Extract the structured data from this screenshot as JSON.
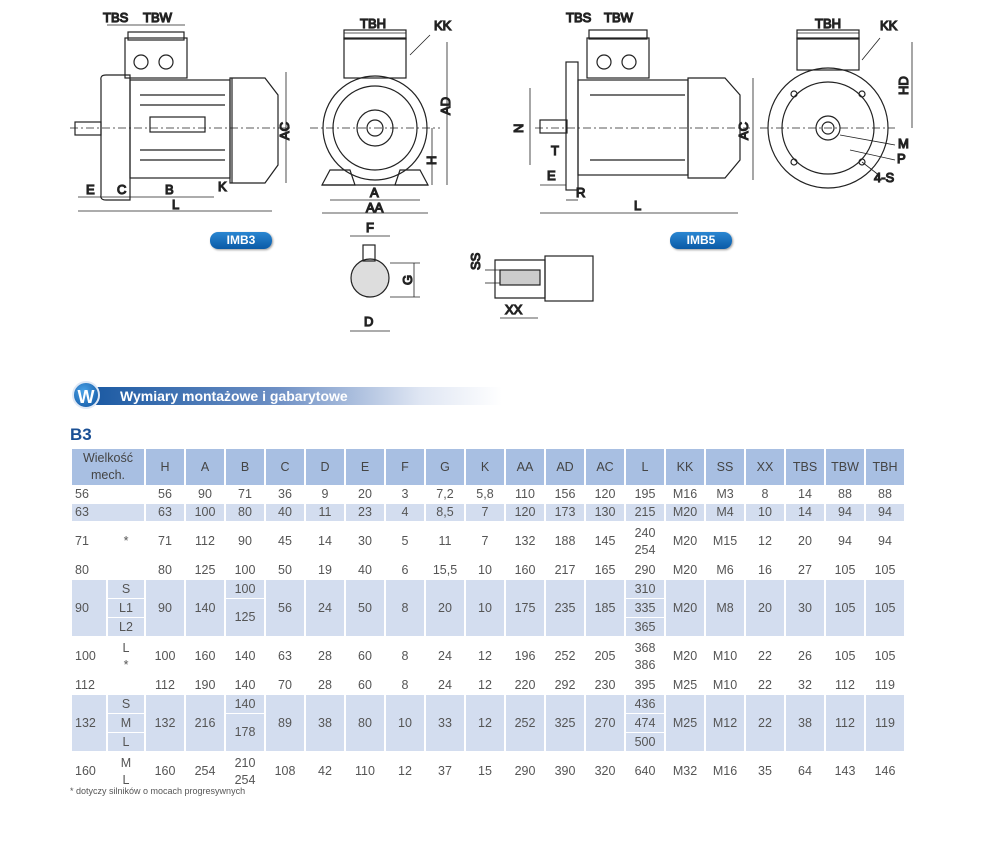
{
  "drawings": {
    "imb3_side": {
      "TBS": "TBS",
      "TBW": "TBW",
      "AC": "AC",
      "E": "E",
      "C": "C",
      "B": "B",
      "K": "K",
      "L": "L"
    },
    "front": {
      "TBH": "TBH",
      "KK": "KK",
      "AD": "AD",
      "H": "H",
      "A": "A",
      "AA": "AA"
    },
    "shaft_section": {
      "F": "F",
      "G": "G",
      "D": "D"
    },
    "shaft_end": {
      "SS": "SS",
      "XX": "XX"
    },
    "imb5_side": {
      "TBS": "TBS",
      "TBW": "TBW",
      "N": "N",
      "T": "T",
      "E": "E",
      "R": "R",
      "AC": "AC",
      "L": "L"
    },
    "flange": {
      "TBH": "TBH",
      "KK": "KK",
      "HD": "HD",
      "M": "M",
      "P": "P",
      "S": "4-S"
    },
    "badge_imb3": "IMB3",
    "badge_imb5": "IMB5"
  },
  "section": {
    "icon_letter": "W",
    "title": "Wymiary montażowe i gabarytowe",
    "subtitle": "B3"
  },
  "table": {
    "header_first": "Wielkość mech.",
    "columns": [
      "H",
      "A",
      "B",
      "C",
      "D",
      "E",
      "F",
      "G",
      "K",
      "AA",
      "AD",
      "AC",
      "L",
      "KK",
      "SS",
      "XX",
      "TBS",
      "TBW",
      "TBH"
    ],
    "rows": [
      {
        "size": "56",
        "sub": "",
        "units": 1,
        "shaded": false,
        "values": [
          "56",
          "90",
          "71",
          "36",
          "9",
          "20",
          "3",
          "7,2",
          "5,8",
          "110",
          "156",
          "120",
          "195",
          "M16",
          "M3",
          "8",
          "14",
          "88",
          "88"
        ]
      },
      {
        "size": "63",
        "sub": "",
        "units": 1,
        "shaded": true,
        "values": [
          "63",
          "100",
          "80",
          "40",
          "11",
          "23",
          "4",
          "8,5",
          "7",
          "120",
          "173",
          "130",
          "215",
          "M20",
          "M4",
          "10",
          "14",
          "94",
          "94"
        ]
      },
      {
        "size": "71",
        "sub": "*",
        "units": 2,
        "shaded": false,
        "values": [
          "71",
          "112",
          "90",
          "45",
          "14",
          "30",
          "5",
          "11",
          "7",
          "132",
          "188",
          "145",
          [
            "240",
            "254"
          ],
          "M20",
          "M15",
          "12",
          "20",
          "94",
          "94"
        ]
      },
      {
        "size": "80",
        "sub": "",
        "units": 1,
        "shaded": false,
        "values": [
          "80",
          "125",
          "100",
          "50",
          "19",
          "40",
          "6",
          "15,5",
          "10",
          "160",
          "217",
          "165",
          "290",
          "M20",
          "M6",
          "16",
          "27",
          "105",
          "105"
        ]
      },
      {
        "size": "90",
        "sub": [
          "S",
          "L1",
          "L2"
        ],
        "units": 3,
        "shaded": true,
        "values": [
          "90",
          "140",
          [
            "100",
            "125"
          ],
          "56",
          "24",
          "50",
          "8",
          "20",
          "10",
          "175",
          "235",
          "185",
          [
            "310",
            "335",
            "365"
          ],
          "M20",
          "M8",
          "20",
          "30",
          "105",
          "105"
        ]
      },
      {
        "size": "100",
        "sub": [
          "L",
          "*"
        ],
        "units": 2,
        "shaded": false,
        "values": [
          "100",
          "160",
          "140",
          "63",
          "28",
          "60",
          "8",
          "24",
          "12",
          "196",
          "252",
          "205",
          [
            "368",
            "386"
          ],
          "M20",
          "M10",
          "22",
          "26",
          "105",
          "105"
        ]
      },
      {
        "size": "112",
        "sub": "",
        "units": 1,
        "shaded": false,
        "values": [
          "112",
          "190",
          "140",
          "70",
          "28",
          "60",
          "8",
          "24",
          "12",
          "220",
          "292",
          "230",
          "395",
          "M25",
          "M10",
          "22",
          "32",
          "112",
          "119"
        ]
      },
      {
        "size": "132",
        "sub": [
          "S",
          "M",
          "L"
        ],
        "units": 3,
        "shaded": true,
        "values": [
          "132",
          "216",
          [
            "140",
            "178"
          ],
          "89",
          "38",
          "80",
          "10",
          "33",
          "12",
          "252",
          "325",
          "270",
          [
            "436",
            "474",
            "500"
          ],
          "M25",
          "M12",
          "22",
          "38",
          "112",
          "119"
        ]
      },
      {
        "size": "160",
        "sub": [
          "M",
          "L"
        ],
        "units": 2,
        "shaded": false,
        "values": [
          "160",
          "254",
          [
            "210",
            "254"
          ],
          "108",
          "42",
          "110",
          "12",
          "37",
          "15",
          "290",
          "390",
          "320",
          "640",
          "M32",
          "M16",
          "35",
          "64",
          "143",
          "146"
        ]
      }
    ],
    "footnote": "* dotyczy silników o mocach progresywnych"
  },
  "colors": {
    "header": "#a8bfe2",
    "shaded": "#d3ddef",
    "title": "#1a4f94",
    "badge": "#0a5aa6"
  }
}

=====

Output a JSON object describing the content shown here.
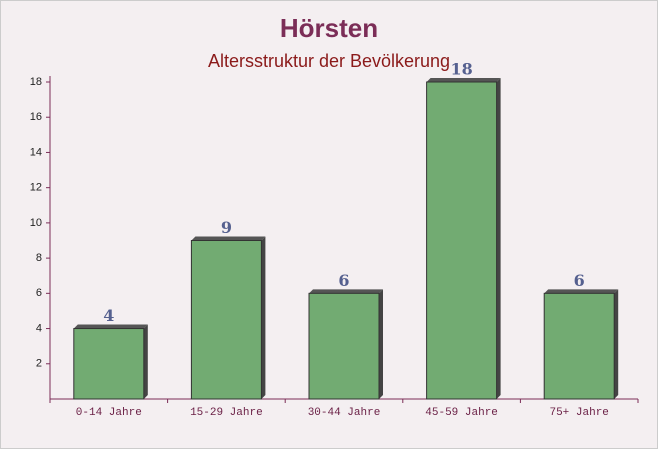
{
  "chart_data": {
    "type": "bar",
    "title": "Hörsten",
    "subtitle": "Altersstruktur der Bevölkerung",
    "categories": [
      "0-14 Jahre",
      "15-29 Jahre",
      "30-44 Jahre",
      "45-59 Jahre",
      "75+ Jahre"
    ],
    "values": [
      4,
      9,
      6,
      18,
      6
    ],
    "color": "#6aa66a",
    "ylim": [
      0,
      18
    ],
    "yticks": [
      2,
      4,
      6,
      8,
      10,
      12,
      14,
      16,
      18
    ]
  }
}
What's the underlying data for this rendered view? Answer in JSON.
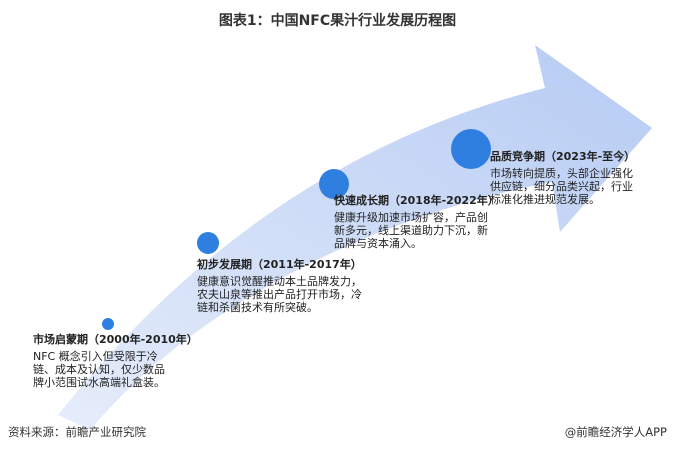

=====

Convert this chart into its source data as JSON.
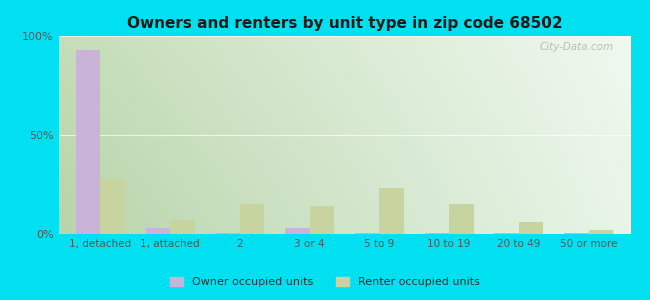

=====

**Written request:** Leave out the pictures, and copy only the lines from the one holding "Output a JSON" through the one holding "What's the underlying", exactly as written.

**Answer:**
Output a JSON object describing the content shown here.
{
  "chart_data": {
    "type": "bar",
    "title": "Hörsten",
    "subtitle": "Altersstruktur der Bevölkerung",
    "categories": [
      "0-14 Jahre",
      "15-29 Jahre",
      "30-44 Jahre",
      "45-59 Jahre",
      "75+ Jahre"
    ],
    "values": [
      4,
      9,
      6,
      18,
      6
    ],
    "color": "#6aa66a",
    "ylim": [
      0,
      18
    ],
    "yticks": [
      2,
      4,
      6,
      8,
      10,
      12,
      14,
      16,
      18
    ]
  }
}
What's the underlying data for this rendered view? Answer in JSON.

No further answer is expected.